Task instructions >>
Return each line of the listing that contains the string "перевозкой".

##### Records provided #####

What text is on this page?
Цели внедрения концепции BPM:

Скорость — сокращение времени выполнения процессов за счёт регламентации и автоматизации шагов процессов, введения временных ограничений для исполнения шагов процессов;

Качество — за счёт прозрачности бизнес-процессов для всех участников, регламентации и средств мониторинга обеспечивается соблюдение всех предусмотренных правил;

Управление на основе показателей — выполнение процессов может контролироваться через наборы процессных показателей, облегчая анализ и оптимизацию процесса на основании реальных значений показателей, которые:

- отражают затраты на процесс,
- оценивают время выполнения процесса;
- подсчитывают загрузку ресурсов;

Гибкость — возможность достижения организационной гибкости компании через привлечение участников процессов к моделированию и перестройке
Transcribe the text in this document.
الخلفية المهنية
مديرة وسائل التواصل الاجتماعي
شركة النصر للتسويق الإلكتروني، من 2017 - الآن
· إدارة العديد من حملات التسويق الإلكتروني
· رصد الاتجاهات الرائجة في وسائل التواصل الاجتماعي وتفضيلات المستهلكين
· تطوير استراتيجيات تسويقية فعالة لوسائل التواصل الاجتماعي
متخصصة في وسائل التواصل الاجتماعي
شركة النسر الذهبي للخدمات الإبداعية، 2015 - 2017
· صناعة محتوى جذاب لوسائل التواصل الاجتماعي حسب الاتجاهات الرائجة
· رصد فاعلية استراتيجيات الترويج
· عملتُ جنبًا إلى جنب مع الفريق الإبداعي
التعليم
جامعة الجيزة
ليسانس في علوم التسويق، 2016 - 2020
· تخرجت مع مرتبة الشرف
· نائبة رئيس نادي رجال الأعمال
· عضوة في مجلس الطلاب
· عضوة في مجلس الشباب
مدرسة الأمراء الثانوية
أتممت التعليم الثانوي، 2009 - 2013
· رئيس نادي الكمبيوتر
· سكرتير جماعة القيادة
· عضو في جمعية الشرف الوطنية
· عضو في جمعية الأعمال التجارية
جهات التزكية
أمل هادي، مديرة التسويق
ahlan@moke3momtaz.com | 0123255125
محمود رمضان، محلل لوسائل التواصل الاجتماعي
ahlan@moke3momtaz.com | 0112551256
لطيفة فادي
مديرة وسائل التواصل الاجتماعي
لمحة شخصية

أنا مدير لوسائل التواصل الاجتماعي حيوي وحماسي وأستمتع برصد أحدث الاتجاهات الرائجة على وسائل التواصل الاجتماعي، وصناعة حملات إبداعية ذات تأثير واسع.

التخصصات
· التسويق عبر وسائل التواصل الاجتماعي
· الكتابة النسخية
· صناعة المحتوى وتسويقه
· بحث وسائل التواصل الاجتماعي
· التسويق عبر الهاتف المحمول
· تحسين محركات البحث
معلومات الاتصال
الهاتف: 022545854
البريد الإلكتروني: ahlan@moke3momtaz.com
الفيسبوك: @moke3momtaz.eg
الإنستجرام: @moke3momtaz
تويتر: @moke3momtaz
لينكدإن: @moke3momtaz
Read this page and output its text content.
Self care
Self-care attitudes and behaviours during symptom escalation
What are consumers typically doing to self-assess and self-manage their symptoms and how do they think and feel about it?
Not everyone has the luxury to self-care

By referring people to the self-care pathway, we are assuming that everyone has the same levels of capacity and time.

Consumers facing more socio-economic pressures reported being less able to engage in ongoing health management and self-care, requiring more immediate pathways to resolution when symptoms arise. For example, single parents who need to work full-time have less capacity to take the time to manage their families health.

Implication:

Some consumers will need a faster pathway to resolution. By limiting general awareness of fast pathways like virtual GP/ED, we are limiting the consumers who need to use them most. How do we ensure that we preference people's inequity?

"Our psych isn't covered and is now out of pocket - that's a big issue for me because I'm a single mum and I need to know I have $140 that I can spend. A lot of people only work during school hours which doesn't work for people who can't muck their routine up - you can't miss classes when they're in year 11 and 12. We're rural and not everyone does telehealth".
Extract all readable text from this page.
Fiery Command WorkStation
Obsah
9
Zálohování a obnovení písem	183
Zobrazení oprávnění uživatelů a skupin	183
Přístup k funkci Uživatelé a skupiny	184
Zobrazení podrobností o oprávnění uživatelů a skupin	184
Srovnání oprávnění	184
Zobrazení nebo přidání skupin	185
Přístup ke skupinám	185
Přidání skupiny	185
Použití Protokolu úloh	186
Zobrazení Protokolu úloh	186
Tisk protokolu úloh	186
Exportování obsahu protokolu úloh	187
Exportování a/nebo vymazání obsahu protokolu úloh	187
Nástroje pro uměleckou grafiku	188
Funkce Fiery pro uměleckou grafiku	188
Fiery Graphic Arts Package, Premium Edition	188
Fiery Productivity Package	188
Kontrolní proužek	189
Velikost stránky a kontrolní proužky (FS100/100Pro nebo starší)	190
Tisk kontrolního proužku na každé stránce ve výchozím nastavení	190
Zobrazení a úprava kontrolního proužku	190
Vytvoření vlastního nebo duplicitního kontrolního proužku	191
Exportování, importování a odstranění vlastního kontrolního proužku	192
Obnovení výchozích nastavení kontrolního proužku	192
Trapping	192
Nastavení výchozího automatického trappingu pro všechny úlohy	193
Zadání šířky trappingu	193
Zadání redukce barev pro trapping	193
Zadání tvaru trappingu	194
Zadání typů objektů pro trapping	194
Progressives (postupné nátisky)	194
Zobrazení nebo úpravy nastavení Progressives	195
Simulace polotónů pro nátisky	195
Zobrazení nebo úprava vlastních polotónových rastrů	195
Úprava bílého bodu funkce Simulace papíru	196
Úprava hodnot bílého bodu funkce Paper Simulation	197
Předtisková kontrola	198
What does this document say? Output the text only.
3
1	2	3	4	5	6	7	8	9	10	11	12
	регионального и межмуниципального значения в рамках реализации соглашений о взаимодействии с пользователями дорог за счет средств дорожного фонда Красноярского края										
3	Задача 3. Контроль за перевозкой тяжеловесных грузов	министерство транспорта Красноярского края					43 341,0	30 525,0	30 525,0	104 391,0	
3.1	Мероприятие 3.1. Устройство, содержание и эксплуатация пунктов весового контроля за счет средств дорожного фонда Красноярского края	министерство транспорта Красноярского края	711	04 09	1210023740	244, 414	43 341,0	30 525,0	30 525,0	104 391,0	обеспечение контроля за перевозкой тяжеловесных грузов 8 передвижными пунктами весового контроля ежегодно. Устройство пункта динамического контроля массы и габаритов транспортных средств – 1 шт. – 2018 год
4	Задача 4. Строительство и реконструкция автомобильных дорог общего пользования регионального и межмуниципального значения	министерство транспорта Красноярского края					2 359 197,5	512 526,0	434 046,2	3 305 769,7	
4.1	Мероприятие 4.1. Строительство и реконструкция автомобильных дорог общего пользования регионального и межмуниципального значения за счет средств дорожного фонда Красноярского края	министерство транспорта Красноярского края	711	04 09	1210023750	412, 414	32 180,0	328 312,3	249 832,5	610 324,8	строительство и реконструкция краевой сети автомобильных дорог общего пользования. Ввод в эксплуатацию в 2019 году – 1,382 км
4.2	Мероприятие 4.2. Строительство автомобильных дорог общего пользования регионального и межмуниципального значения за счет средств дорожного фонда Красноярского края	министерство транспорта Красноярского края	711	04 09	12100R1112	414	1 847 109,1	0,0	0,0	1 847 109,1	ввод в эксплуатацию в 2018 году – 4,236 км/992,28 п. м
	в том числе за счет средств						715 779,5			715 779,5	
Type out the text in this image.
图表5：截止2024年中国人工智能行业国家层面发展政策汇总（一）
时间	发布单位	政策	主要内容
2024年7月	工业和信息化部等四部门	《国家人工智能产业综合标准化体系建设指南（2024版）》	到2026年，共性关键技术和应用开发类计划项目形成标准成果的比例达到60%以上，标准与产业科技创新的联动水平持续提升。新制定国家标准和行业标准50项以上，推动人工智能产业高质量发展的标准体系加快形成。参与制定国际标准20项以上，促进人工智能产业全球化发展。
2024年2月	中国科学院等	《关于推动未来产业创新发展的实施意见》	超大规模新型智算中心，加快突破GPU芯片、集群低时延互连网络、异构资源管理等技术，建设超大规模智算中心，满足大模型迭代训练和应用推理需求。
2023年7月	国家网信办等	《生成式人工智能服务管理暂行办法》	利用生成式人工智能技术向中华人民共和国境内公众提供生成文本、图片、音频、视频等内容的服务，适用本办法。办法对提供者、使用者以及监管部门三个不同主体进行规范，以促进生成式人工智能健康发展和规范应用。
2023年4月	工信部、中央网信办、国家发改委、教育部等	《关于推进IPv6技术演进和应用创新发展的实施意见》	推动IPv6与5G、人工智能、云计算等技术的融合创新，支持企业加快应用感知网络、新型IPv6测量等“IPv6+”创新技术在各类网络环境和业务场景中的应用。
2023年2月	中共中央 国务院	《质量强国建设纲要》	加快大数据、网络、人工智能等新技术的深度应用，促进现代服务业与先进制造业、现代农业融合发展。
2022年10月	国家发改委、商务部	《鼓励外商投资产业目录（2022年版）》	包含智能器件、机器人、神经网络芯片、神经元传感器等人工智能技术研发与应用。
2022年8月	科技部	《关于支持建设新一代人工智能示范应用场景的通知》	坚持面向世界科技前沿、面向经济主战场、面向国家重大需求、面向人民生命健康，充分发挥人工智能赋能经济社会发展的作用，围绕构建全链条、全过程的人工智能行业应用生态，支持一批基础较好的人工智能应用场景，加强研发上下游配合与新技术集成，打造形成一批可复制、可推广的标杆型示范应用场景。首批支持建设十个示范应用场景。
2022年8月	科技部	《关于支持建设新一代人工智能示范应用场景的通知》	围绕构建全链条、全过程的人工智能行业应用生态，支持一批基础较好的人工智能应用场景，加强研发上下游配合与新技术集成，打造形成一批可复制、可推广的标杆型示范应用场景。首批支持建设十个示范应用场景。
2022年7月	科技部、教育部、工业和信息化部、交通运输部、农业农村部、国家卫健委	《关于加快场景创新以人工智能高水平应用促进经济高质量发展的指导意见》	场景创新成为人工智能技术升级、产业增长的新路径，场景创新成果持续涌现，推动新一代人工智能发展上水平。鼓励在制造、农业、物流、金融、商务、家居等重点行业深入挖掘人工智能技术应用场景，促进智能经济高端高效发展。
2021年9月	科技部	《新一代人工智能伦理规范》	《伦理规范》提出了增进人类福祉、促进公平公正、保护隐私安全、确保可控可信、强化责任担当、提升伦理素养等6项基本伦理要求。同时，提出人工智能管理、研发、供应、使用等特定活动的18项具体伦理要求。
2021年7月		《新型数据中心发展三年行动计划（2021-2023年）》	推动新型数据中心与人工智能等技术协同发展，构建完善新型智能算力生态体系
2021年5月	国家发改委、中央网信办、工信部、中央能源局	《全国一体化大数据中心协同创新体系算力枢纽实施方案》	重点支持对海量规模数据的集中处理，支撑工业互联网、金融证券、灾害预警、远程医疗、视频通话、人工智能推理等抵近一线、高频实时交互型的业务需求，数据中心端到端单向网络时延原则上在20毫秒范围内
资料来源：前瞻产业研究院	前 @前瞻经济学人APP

#####

Exercise response >>
3	Задача 3. Контроль за перевозкой тяжеловесных грузов	министерство транспорта Красноярского края					43 341,0	30 525,0	30 525,0	104 391,0	
3.1	Мероприятие 3.1. Устройство, содержание и эксплуатация пунктов весового контроля за счет средств дорожного фонда Красноярского края	министерство транспорта Красноярского края	711	04 09	1210023740	244, 414	43 341,0	30 525,0	30 525,0	104 391,0	обеспечение контроля за перевозкой тяжеловесных грузов 8 передвижными пунктами весового контроля ежегодно. Устройство пункта динамического контроля массы и габаритов транспортных средств – 1 шт. – 2018 год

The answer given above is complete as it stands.